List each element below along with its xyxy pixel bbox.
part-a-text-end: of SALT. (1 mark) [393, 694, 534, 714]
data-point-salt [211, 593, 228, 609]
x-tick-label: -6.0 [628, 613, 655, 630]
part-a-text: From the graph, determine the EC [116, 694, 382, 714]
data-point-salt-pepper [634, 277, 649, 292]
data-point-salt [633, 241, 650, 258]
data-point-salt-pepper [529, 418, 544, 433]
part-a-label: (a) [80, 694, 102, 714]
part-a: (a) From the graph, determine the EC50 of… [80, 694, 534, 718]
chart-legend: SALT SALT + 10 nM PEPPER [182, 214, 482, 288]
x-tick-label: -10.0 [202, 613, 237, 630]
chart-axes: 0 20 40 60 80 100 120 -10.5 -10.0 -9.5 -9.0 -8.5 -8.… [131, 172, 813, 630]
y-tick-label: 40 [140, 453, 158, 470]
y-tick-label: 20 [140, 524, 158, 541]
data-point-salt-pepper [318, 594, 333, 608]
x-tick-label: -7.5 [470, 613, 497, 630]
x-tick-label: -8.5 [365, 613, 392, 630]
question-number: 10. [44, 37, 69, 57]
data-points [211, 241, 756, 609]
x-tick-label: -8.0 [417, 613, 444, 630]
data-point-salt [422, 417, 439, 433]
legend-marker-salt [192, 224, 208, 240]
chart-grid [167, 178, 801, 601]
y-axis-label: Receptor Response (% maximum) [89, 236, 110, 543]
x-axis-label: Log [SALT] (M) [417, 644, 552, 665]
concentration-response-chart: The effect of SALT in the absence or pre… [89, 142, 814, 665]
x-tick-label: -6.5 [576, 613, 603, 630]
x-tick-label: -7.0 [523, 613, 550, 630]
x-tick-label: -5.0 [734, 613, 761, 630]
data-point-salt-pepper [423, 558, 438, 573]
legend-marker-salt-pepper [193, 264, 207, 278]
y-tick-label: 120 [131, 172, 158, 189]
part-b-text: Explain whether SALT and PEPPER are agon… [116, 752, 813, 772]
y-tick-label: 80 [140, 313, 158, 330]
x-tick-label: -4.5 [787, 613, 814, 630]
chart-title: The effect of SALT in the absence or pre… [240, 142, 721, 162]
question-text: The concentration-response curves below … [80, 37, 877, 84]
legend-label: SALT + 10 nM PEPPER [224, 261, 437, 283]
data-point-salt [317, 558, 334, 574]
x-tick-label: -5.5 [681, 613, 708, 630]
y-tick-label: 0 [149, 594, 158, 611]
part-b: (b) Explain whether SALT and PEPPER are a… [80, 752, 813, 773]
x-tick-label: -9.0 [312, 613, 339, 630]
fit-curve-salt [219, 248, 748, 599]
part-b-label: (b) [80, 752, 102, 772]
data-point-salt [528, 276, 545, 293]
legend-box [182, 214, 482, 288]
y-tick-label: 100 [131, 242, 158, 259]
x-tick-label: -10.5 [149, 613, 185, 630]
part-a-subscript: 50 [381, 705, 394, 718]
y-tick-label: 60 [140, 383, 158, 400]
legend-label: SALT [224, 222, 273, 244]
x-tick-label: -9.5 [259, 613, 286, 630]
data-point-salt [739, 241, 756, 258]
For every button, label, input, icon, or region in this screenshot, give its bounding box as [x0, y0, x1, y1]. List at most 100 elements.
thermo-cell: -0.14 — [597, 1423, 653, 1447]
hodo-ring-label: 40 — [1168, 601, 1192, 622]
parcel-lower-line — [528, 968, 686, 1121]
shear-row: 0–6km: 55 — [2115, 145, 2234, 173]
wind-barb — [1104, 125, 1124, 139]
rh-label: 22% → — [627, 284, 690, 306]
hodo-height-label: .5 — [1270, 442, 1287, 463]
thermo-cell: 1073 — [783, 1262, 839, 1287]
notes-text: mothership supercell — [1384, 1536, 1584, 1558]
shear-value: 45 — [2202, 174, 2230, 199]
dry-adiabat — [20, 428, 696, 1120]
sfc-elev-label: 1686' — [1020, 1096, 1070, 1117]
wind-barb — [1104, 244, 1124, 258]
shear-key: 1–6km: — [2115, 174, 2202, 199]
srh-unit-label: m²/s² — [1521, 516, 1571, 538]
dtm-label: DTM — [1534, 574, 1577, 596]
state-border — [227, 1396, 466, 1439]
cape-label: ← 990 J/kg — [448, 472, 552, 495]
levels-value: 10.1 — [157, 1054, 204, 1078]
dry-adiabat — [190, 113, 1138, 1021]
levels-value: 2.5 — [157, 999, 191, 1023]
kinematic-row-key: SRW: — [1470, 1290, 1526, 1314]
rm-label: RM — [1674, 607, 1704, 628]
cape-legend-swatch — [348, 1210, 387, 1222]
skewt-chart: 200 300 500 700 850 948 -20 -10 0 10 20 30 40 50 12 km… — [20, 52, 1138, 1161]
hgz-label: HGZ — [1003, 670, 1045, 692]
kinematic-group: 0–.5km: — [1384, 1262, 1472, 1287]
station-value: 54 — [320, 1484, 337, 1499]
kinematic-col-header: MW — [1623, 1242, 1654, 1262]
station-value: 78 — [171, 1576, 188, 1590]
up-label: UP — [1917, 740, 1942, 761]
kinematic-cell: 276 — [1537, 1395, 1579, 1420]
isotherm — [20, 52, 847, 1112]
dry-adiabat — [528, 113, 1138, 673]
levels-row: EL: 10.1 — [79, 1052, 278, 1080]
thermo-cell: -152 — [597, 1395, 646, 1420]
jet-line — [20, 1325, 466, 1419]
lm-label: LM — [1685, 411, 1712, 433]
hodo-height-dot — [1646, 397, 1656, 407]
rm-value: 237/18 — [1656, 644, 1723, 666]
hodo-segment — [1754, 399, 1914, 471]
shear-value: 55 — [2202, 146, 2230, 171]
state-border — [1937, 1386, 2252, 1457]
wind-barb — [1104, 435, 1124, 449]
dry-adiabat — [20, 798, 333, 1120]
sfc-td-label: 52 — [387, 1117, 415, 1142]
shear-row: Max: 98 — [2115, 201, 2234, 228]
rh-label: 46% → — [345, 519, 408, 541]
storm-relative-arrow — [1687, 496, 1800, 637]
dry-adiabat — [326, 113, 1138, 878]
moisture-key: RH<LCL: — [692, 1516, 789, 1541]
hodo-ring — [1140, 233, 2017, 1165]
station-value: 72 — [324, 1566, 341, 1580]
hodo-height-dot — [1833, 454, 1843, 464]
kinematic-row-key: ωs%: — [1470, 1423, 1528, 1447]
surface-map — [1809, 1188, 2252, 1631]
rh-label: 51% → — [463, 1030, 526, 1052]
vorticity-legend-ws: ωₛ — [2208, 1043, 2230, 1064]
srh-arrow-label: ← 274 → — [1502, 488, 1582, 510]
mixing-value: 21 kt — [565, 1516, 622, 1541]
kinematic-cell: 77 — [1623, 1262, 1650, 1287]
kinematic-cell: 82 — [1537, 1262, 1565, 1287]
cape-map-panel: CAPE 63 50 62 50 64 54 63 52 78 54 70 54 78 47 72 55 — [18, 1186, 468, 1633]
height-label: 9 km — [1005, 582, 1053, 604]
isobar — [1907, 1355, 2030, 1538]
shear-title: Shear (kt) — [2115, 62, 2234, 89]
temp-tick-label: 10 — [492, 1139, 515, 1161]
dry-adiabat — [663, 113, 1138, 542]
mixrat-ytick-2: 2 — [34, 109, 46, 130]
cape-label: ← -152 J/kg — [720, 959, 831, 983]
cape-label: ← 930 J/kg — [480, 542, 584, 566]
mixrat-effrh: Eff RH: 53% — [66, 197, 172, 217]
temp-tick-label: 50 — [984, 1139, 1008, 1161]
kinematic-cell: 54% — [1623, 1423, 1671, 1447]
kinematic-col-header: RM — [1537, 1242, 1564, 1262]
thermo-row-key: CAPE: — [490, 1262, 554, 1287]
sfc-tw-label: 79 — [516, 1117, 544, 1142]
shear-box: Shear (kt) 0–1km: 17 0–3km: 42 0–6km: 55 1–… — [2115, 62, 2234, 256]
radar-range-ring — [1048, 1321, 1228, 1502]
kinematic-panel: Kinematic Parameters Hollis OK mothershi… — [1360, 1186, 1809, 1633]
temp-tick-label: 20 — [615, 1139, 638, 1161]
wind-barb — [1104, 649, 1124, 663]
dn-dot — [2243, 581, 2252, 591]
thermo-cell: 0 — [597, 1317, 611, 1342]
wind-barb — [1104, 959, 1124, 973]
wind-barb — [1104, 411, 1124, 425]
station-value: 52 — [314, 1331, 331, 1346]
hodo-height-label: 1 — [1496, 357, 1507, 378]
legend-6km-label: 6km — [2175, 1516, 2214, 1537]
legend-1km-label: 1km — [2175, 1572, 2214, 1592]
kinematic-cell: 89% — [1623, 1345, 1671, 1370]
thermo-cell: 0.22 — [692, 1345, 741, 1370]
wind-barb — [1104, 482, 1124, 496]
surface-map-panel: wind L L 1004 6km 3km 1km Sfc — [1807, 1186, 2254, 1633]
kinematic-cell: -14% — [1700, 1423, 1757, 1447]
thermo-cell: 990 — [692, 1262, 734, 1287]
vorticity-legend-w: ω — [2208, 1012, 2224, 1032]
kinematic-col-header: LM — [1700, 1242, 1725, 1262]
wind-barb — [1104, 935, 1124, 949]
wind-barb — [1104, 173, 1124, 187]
◇ ◇ ◇ ◇ ◇ ◇ ◇
→ **VOTRE TÂCHE**
Réécrivez les items, du début jusqu'à la ligne contenant « x-tick-label: -10.0 [202, 613, 237, 630] » incluse, en remplaçant « chart-legend » par « legend-box » sans rien modifier d'autre.

→ **RÉSULTAT OBTENU**
List each element below along with its xyxy pixel bbox.
part-a-text-end: of SALT. (1 mark) [393, 694, 534, 714]
data-point-salt [211, 593, 228, 609]
x-tick-label: -6.0 [628, 613, 655, 630]
part-a-text: From the graph, determine the EC [116, 694, 382, 714]
data-point-salt-pepper [634, 277, 649, 292]
data-point-salt [633, 241, 650, 258]
data-point-salt-pepper [529, 418, 544, 433]
part-a-label: (a) [80, 694, 102, 714]
part-a: (a) From the graph, determine the EC50 of… [80, 694, 534, 718]
legend-box: SALT SALT + 10 nM PEPPER [182, 214, 482, 288]
x-tick-label: -10.0 [202, 613, 237, 630]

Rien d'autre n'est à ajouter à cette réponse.